What you are asked to do: Bring together all lines of the material below that contain the string "title".

--- START OF Excerpted records ---

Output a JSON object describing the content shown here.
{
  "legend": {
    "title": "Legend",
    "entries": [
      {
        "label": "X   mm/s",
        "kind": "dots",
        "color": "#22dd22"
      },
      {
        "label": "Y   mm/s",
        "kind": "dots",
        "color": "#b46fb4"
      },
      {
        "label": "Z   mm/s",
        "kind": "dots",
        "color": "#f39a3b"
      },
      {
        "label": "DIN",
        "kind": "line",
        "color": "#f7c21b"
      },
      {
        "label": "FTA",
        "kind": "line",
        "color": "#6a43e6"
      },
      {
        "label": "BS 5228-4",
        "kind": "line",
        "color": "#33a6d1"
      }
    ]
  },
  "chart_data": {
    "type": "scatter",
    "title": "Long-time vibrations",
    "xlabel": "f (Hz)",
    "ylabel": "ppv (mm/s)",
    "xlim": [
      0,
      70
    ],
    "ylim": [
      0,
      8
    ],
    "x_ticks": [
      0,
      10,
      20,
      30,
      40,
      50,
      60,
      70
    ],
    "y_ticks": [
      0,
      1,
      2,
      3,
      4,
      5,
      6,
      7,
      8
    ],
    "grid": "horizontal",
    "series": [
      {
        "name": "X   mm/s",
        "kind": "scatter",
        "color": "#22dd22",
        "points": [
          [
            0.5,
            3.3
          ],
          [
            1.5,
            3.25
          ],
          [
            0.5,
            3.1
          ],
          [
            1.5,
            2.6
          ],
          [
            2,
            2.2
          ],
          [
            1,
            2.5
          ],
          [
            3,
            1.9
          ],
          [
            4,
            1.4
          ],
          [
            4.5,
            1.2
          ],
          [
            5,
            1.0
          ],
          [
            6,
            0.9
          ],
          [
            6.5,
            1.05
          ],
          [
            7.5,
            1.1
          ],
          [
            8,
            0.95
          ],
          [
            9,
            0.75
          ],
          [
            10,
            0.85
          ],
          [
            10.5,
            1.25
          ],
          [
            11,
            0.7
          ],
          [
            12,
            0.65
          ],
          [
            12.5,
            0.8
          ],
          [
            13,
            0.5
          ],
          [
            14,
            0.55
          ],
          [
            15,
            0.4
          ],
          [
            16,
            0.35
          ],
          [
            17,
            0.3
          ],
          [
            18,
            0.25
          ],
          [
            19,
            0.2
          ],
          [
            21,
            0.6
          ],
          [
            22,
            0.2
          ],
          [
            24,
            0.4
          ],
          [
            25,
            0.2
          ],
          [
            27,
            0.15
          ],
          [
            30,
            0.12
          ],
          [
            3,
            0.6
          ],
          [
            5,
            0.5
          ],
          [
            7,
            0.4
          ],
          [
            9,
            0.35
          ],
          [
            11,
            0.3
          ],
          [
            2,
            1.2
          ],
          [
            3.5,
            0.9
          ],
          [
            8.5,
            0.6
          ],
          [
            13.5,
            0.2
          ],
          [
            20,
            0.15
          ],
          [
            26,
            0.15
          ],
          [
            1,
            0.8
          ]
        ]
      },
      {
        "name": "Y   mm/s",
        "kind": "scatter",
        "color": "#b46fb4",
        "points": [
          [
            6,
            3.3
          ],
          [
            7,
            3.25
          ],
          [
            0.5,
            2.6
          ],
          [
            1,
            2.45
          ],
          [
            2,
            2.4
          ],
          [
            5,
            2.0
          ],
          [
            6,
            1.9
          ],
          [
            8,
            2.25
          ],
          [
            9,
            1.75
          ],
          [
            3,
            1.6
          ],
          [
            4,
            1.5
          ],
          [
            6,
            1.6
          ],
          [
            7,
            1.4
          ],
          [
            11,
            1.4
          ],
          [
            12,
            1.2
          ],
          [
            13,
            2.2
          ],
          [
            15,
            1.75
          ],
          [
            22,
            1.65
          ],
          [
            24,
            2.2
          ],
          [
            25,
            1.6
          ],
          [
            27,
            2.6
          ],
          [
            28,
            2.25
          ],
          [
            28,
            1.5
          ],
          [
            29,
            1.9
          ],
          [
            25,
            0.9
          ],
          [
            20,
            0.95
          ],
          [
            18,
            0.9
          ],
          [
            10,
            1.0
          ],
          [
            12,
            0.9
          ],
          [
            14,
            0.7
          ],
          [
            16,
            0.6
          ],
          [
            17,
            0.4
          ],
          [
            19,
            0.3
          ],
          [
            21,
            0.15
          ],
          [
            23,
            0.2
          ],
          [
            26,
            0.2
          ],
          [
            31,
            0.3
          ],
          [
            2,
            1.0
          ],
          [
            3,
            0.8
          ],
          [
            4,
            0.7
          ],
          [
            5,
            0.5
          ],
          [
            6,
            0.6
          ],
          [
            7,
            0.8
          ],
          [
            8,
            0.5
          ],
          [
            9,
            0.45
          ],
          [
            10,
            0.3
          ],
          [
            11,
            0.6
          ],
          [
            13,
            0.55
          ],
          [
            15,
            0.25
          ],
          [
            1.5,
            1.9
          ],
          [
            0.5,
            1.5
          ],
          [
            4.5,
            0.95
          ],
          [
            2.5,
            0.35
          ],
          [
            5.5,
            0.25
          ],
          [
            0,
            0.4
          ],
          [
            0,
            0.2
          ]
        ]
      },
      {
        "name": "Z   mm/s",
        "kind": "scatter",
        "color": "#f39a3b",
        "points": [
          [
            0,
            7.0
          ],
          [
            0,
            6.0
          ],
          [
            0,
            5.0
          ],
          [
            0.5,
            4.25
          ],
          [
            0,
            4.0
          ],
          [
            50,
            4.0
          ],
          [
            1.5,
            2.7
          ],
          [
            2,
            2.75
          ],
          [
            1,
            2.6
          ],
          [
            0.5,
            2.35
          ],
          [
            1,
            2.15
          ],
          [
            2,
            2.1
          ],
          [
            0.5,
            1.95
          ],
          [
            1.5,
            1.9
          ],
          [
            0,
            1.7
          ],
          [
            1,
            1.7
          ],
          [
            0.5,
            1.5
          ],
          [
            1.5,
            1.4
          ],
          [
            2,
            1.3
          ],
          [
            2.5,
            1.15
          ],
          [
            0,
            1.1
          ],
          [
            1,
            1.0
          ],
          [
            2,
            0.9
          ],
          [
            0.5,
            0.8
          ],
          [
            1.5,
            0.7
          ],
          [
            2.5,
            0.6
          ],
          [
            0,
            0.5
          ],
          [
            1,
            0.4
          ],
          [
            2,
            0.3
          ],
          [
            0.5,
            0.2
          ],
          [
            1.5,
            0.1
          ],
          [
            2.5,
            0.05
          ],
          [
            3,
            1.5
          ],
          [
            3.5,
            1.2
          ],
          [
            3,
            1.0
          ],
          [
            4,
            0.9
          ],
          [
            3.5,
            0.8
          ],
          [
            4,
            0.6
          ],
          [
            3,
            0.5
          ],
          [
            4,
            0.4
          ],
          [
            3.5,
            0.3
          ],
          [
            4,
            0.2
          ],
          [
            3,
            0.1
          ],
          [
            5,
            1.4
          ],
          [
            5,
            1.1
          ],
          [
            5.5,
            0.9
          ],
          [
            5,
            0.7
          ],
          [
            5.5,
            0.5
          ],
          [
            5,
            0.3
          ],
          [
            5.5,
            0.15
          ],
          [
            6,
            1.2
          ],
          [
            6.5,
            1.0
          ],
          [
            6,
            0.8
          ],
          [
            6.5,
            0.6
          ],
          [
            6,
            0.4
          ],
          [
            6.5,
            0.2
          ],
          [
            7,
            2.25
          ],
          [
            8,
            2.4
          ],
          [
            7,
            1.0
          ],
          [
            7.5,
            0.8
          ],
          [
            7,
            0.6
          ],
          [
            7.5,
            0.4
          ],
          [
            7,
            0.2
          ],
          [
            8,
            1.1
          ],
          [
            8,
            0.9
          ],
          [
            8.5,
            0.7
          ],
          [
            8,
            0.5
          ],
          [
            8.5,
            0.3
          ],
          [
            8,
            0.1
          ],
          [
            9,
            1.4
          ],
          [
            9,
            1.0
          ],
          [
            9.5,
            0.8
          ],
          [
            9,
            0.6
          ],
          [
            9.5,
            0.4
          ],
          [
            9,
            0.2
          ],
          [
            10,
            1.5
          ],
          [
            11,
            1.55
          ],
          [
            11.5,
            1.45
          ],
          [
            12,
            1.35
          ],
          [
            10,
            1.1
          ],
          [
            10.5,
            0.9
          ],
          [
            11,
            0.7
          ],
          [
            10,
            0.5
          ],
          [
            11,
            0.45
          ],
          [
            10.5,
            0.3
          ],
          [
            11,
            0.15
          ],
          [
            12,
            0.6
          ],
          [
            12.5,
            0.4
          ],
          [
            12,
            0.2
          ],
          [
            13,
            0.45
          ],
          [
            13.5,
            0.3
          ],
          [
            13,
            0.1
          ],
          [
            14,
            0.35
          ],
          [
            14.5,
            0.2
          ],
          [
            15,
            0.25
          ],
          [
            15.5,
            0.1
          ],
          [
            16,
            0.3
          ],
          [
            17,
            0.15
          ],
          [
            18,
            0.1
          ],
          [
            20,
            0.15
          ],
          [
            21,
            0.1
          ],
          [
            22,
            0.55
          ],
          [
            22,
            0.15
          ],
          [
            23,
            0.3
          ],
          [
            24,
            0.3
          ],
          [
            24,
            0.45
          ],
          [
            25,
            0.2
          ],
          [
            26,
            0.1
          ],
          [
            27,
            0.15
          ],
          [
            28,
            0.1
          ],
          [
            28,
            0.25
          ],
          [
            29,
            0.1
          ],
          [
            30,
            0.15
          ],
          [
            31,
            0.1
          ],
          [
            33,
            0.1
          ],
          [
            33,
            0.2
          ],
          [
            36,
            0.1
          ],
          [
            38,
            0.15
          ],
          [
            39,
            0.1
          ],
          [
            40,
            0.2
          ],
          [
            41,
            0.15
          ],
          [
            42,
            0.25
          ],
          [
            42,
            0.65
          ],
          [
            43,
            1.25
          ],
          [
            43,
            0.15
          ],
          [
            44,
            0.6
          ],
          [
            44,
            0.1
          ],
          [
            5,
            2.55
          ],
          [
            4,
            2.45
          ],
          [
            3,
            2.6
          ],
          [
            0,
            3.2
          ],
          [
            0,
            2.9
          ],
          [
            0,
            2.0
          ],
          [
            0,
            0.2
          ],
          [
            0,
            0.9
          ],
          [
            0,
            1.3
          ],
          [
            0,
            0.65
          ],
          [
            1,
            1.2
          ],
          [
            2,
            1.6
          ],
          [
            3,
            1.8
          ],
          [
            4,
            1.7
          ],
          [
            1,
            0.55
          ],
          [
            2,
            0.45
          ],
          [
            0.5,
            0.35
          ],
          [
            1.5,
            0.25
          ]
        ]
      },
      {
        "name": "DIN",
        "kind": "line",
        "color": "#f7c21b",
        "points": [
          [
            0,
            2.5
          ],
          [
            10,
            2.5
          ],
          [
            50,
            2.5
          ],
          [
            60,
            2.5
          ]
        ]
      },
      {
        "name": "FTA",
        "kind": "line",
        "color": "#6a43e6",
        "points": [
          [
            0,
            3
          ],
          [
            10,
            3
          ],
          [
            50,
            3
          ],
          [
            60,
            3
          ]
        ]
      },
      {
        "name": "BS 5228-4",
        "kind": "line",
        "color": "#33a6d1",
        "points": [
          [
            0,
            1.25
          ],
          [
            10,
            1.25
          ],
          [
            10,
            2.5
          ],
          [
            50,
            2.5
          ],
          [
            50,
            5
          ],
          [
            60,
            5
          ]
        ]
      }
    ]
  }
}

--- END OF Excerpted records ---

Exercise solution:
    "title": "Legend",
    "title": "Long-time vibrations",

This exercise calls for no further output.